Find each line holding "circuit" and copy it out.

-- Begin GIVEN RECORDS --

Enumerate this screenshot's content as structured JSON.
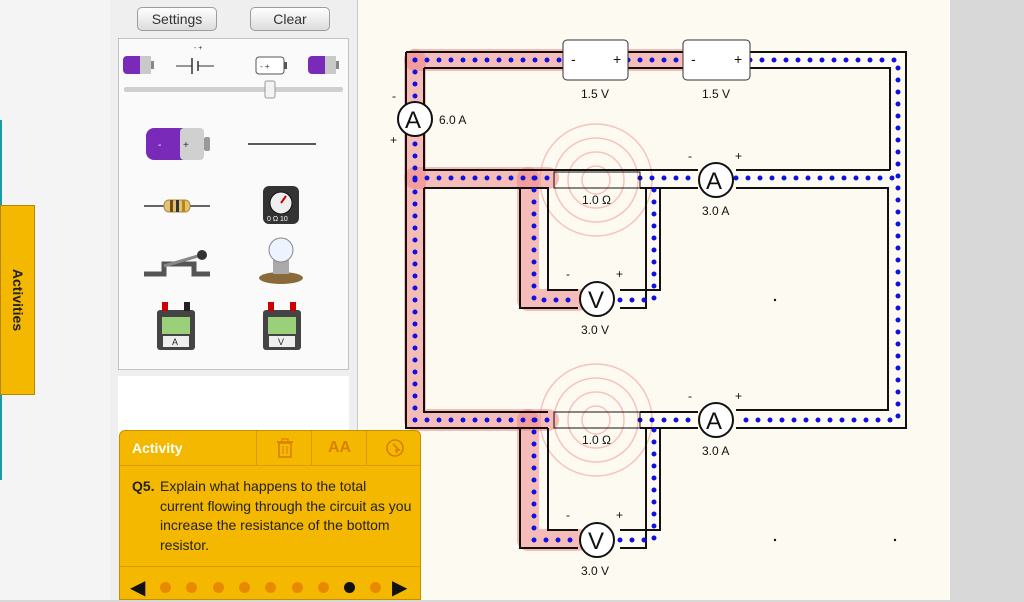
{
  "side_tab": {
    "label": "Activities"
  },
  "toolbox": {
    "settings_label": "Settings",
    "clear_label": "Clear"
  },
  "activity": {
    "header_title": "Activity",
    "trash_icon": "trash-icon",
    "text_size_label": "AA",
    "hint_icon": "pointer-icon",
    "question_number": "Q5.",
    "question_text": "Explain what happens to the total current flowing through the circuit as you increase the resistance of the bottom resistor.",
    "pages_total": 9,
    "current_page": 8
  },
  "circuit": {
    "battery1": {
      "label": "1.5 V",
      "neg": "-",
      "pos": "+"
    },
    "battery2": {
      "label": "1.5 V",
      "neg": "-",
      "pos": "+"
    },
    "ammeter_main": {
      "symbol": "A",
      "reading": "6.0 A",
      "neg": "-",
      "pos": "+"
    },
    "ammeter_top": {
      "symbol": "A",
      "reading": "3.0 A",
      "neg": "-",
      "pos": "+"
    },
    "ammeter_bottom": {
      "symbol": "A",
      "reading": "3.0 A",
      "neg": "-",
      "pos": "+"
    },
    "resistor_top": {
      "label": "1.0 Ω"
    },
    "resistor_bottom": {
      "label": "1.0 Ω"
    },
    "voltmeter_top": {
      "symbol": "V",
      "reading": "3.0 V",
      "neg": "-",
      "pos": "+"
    },
    "voltmeter_bottom": {
      "symbol": "V",
      "reading": "3.0 V",
      "neg": "-",
      "pos": "+"
    }
  },
  "colors": {
    "activity_bg": "#f5b800",
    "current_dots": "#1010e0",
    "voltage_glow": "#f08080",
    "wire": "#111111"
  }
}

-- End GIVEN RECORDS --

▶ **TASK SOLUTION**
    "question_text": "Explain what happens to the total current flowing through the circuit as you increase the resistance of the bottom resistor.",
  "circuit": {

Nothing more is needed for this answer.